• Material to process:
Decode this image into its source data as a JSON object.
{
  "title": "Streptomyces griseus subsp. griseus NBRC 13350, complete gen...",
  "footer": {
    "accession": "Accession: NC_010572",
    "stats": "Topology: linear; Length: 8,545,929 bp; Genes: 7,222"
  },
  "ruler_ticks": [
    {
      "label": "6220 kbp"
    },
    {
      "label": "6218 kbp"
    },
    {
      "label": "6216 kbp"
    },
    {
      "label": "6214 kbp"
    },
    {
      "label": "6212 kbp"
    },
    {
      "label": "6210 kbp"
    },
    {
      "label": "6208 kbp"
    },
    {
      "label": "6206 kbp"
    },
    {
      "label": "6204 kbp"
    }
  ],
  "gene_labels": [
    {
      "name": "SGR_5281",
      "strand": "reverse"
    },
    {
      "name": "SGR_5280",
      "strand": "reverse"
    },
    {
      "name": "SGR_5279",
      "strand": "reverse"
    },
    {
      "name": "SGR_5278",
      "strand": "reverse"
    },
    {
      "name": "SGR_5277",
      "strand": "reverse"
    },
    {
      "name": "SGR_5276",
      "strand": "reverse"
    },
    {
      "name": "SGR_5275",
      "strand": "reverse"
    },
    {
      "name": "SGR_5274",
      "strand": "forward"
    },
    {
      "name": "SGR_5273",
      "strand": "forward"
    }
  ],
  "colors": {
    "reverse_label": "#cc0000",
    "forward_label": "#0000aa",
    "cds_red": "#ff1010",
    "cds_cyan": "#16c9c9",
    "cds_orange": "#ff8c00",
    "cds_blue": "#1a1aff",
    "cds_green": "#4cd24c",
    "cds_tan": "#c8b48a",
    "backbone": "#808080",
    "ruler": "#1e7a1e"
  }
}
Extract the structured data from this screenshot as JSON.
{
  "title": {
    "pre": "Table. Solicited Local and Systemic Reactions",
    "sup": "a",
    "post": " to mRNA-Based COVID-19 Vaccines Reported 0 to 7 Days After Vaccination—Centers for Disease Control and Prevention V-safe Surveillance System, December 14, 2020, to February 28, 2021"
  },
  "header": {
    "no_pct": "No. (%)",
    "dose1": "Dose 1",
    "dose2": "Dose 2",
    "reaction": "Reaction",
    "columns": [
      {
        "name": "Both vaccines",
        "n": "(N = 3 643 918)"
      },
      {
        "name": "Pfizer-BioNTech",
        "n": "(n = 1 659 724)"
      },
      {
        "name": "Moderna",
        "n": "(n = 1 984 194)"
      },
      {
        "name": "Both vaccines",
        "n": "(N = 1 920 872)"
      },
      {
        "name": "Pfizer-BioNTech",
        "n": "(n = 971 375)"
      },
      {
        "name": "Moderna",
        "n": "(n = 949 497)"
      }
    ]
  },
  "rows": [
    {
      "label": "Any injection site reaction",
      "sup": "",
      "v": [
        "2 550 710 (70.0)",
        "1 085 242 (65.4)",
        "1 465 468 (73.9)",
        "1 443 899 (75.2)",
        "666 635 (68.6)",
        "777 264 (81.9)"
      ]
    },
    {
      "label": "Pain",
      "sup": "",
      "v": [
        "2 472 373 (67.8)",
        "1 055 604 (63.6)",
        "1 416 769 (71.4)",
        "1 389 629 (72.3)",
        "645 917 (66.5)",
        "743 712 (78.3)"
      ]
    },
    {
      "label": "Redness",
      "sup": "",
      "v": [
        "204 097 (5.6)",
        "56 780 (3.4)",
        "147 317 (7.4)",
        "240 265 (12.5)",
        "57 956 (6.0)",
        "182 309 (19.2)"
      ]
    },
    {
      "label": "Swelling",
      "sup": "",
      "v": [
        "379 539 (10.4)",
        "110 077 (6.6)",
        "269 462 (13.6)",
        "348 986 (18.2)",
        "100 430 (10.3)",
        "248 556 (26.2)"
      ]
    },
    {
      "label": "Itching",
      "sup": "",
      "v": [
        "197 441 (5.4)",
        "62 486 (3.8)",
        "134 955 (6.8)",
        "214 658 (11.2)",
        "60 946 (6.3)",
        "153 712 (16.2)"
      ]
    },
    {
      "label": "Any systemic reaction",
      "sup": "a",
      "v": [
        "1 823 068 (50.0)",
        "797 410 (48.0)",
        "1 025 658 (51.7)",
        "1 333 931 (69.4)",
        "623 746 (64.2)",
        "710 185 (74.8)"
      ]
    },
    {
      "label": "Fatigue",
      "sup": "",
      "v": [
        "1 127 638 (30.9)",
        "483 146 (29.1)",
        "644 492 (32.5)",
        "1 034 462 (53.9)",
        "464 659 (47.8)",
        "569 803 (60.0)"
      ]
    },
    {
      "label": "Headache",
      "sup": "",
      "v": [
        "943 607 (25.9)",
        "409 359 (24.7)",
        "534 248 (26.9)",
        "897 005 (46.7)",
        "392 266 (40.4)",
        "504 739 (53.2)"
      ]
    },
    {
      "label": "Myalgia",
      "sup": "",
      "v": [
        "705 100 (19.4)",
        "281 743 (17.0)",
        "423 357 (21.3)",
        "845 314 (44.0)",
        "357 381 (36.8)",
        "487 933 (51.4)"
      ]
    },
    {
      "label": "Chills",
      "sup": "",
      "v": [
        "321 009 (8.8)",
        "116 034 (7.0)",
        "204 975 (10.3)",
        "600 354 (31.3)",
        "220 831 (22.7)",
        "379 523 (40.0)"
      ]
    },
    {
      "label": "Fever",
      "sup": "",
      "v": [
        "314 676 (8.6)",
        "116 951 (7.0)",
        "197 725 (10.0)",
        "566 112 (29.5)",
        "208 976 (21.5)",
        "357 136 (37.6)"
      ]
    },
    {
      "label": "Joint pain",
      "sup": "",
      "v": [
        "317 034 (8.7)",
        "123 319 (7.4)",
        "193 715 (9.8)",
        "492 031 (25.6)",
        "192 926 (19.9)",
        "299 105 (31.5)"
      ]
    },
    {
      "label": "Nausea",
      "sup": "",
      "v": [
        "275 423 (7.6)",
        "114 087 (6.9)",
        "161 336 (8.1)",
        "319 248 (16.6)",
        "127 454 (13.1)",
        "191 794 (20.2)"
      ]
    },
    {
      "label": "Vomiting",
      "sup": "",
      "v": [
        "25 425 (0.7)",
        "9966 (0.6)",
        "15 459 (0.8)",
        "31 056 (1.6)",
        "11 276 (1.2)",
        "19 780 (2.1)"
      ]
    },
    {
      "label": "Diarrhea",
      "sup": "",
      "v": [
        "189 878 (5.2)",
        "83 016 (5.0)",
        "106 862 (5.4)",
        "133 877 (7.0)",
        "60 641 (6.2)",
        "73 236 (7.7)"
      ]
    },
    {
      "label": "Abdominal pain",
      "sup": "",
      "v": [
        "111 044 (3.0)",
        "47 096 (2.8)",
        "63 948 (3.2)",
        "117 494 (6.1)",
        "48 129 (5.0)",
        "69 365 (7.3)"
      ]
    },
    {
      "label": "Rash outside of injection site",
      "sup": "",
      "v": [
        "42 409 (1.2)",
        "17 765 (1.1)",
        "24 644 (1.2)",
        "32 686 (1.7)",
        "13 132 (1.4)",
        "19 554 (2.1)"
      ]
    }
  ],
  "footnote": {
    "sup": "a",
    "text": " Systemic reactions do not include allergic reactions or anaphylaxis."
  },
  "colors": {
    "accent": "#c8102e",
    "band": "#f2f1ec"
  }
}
--
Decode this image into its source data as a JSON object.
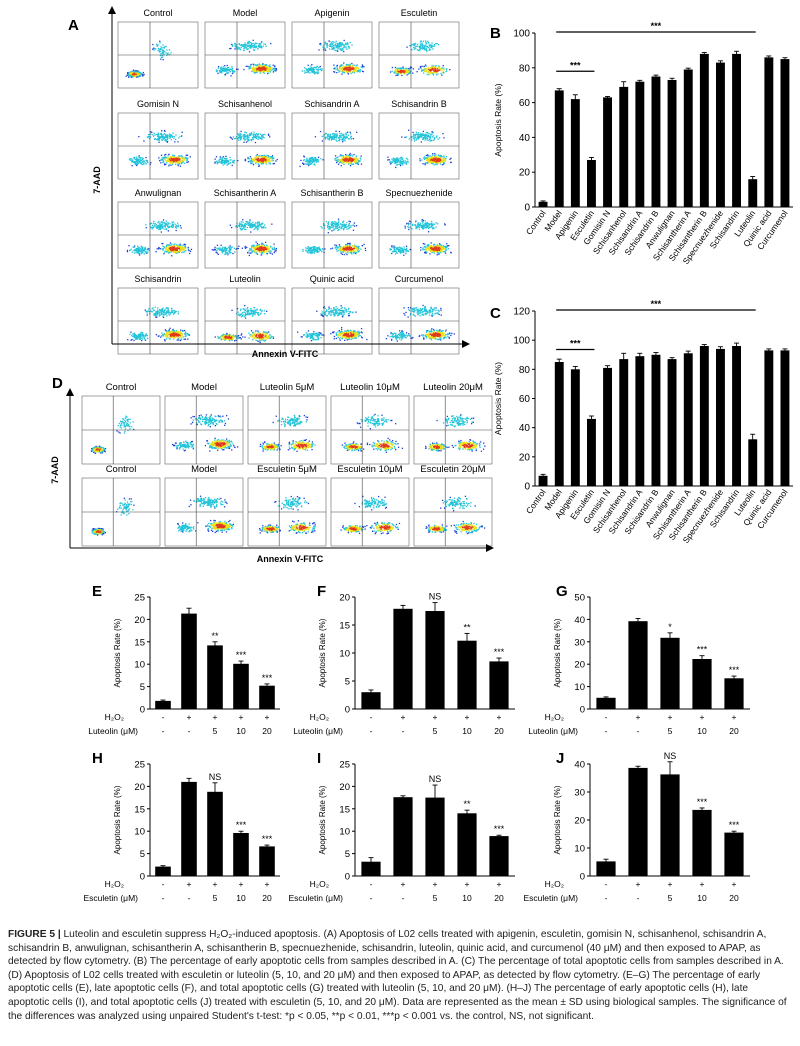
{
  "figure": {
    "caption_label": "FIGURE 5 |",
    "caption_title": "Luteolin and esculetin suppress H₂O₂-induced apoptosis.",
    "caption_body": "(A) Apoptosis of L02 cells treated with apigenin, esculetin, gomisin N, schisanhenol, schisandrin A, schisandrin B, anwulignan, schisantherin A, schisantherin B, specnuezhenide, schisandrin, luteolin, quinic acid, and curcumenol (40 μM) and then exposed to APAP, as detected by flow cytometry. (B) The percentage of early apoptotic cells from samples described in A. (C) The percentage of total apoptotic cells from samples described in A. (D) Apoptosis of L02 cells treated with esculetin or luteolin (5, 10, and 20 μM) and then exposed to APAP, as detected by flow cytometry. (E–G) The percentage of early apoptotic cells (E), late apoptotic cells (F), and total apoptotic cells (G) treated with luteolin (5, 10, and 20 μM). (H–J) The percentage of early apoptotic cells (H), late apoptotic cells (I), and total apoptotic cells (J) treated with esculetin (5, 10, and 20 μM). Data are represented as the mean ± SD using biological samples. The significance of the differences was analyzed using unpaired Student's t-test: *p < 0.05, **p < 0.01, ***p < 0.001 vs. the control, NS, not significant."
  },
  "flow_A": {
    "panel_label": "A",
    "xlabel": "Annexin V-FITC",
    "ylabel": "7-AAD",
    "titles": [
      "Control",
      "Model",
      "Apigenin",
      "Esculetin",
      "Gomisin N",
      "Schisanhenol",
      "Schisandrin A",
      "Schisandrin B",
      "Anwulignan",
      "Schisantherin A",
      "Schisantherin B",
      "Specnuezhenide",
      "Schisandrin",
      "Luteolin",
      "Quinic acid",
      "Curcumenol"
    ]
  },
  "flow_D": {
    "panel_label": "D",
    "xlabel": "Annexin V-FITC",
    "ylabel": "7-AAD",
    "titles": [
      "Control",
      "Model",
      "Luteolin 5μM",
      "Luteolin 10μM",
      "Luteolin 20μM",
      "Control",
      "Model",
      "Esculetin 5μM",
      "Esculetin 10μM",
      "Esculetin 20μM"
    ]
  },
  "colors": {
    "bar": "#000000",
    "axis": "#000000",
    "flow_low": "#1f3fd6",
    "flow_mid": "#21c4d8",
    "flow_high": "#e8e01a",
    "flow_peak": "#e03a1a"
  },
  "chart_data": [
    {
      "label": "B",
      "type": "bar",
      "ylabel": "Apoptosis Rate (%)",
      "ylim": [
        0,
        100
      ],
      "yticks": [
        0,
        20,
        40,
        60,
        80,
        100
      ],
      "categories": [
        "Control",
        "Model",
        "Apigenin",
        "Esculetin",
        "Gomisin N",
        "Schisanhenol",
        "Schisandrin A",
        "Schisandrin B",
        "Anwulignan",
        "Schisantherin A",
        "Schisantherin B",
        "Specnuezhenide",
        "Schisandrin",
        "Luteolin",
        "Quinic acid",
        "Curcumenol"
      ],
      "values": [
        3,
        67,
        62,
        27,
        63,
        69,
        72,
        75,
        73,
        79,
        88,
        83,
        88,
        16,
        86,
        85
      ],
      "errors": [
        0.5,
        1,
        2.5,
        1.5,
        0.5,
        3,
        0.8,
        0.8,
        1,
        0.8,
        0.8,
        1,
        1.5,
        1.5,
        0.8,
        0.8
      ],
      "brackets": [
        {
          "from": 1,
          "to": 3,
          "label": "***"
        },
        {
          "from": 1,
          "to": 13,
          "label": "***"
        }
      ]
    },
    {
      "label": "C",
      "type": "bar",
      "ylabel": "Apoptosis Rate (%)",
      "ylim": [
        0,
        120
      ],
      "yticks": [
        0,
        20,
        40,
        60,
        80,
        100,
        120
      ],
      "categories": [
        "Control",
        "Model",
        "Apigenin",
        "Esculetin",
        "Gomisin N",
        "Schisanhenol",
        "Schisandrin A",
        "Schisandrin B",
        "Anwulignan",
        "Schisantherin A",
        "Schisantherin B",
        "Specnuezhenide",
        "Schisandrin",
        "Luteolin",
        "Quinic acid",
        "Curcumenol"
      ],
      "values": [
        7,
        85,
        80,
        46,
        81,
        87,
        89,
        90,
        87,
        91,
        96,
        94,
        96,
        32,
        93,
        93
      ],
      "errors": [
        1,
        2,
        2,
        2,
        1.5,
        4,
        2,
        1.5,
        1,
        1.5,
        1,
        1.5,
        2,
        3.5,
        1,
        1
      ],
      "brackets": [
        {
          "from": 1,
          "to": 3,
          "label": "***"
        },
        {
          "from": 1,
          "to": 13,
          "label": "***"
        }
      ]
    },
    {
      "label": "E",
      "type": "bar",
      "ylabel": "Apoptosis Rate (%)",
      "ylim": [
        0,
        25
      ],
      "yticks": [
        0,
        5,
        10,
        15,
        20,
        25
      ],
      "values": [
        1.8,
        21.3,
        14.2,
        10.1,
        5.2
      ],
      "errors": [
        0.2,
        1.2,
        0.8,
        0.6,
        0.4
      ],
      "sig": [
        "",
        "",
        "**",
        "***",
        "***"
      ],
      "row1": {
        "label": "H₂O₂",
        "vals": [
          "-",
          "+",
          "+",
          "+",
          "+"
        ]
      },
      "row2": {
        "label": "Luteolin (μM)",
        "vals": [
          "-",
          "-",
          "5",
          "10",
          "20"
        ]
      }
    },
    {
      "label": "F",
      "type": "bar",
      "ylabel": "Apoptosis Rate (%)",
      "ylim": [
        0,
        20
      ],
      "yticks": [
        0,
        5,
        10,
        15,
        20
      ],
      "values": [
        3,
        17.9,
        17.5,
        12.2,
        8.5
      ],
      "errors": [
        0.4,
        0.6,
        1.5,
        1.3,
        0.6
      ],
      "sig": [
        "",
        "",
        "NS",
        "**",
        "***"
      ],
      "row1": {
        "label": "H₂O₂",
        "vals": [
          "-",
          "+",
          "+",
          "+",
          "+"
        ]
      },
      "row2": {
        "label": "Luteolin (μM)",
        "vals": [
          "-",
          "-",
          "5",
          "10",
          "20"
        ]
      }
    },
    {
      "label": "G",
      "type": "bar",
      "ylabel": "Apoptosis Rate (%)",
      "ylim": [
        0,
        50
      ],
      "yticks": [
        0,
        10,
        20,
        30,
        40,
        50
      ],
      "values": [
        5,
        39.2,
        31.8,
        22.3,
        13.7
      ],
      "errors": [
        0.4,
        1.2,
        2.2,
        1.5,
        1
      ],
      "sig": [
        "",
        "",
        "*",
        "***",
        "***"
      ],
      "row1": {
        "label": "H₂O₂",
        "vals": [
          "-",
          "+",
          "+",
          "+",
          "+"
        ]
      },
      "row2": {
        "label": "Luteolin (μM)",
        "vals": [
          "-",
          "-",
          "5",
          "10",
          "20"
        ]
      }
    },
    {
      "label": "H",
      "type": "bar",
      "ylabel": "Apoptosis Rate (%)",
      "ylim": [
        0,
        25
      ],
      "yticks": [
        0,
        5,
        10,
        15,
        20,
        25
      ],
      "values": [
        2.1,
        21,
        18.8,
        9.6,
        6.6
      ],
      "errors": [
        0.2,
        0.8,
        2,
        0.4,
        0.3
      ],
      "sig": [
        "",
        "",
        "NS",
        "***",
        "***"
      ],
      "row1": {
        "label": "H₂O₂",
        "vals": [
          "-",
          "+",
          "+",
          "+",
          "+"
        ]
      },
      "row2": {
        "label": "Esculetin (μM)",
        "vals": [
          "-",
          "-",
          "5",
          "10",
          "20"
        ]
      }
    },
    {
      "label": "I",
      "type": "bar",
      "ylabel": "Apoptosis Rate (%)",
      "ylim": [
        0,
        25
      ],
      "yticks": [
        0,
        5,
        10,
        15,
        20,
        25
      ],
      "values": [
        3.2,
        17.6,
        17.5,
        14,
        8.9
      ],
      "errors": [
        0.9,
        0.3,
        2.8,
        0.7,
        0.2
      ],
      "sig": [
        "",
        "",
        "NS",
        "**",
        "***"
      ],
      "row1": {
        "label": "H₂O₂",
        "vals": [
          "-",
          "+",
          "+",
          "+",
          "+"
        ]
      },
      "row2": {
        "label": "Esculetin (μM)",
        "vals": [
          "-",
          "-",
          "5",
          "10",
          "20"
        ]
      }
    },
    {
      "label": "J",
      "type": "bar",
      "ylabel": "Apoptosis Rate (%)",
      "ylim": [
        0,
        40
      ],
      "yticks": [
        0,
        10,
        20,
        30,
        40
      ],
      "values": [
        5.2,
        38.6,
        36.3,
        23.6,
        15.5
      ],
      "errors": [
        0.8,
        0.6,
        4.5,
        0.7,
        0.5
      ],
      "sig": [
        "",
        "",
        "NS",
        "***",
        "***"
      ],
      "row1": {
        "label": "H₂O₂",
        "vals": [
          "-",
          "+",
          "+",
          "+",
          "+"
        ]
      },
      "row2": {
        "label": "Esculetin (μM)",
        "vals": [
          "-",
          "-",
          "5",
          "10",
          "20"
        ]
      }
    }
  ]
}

• Task directions: Look through the entries and copy every line in which the string "site" appears.

• Exercise answer:
      "label": "Any injection site reaction",
      "label": "Rash outside of injection site",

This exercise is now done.